◆ Short problem
Wherever a line holds the word "made", copy that line out.

>> BEGIN

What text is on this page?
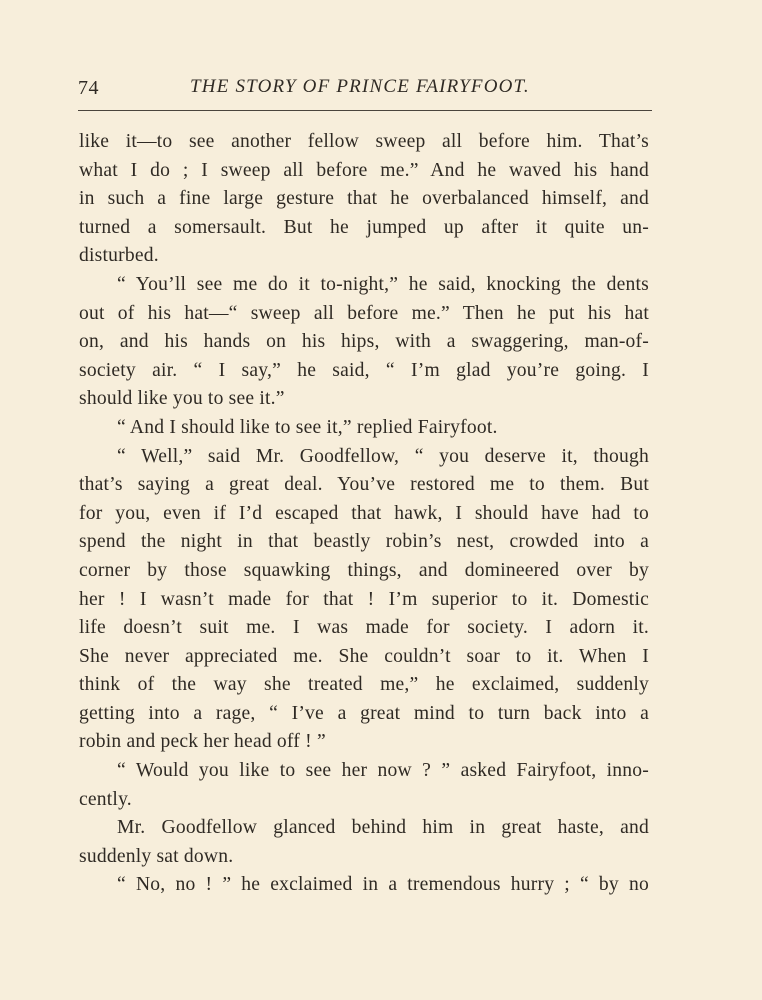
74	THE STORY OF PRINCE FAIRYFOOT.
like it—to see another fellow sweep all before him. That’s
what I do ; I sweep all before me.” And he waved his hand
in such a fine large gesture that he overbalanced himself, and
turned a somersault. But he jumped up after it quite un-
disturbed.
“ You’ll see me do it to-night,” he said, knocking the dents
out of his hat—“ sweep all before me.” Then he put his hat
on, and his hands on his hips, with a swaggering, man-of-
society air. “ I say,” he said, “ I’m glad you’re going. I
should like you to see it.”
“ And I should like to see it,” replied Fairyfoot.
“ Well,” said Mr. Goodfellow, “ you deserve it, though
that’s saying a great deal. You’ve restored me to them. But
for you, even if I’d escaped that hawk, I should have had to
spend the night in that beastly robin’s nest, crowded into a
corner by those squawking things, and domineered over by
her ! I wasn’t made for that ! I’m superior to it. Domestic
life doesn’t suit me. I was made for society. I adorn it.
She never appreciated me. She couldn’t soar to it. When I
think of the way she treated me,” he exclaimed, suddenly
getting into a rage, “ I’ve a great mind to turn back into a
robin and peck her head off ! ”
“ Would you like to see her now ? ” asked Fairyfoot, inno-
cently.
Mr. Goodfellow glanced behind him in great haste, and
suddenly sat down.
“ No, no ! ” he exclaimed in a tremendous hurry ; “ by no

>> END
>> BEGIN

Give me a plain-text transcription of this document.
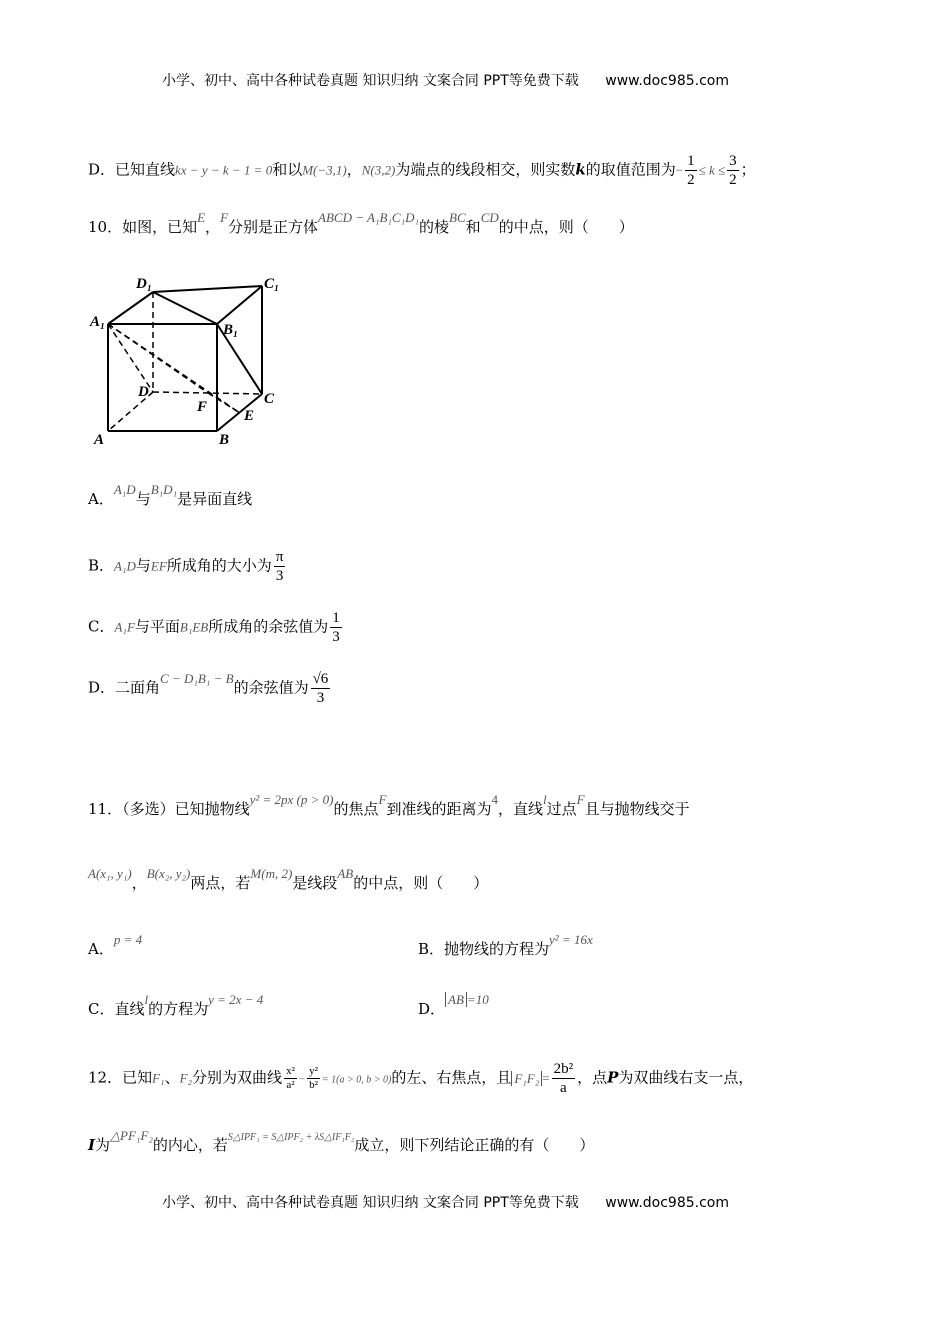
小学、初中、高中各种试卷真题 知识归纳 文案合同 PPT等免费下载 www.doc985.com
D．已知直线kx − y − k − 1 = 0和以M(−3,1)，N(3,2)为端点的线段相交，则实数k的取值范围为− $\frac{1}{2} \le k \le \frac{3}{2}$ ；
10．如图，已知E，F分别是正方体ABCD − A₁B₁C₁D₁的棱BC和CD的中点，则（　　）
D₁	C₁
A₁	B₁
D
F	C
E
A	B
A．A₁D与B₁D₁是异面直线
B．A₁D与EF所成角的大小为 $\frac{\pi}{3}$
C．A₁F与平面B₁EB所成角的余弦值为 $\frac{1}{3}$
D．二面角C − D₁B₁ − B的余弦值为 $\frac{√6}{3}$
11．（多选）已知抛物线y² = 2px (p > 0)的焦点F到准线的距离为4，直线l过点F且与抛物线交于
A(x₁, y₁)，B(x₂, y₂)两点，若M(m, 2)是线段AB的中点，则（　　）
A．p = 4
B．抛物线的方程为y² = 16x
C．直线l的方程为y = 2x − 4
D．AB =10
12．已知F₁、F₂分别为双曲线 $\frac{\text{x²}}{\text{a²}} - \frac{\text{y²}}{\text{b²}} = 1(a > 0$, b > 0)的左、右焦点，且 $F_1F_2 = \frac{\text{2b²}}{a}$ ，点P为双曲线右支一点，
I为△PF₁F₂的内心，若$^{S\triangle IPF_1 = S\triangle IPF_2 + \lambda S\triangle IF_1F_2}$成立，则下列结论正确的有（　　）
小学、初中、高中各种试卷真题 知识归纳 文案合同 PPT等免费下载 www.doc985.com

>> END
>> BEGIN

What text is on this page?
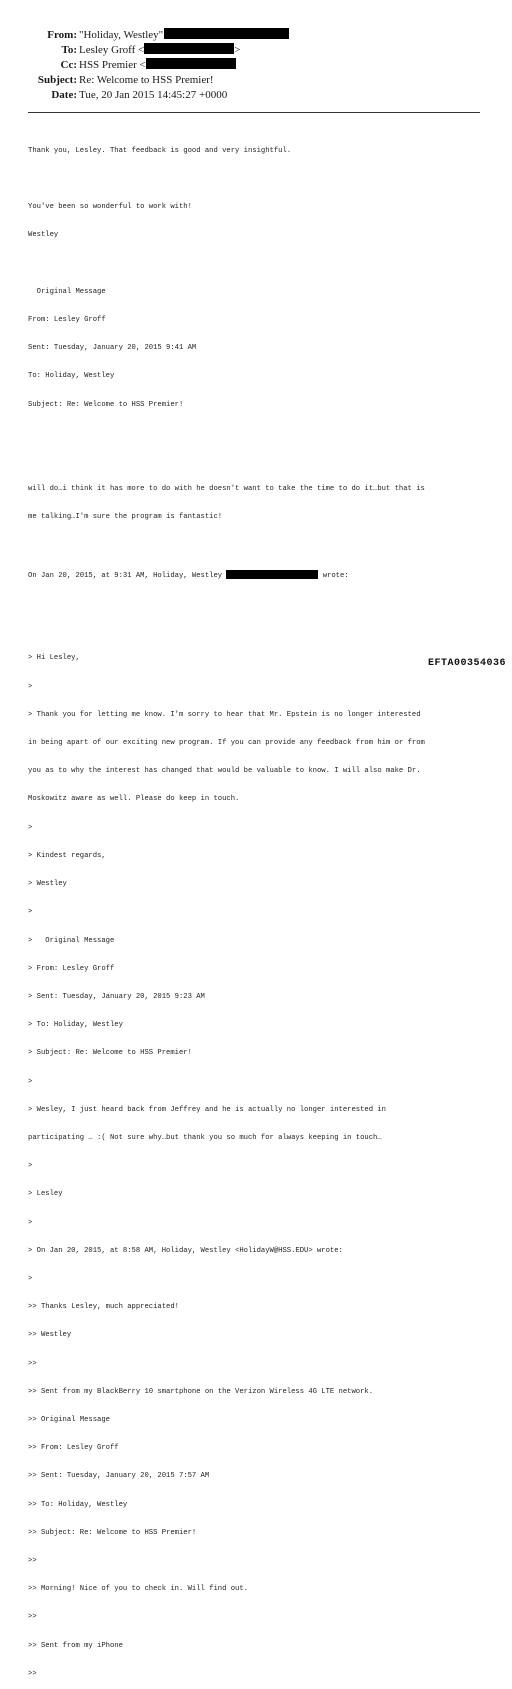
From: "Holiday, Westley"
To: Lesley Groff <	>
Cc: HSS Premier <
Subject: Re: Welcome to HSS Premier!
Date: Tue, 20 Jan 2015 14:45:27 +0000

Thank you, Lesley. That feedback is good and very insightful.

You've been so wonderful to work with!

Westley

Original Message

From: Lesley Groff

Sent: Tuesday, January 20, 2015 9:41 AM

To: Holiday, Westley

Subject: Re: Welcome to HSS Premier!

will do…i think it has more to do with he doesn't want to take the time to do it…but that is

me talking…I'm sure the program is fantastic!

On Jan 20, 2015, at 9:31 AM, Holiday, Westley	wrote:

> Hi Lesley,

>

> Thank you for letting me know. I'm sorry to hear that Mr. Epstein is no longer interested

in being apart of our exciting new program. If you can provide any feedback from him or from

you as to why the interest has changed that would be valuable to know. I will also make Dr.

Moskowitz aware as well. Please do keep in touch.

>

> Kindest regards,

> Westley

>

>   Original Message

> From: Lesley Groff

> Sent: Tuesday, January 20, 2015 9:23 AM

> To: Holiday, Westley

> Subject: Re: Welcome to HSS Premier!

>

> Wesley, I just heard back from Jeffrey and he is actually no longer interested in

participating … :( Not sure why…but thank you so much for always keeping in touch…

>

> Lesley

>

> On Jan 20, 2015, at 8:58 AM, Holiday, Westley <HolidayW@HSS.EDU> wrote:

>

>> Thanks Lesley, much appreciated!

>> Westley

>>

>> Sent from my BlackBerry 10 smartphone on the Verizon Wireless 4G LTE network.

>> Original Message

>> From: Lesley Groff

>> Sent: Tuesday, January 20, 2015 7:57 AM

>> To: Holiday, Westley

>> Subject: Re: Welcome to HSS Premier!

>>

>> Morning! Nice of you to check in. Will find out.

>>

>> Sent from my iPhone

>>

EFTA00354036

>> END

◆ Answer to this problem
her ! I wasn’t made for that ! I’m superior to it. Domestic
life doesn’t suit me. I was made for society. I adorn it.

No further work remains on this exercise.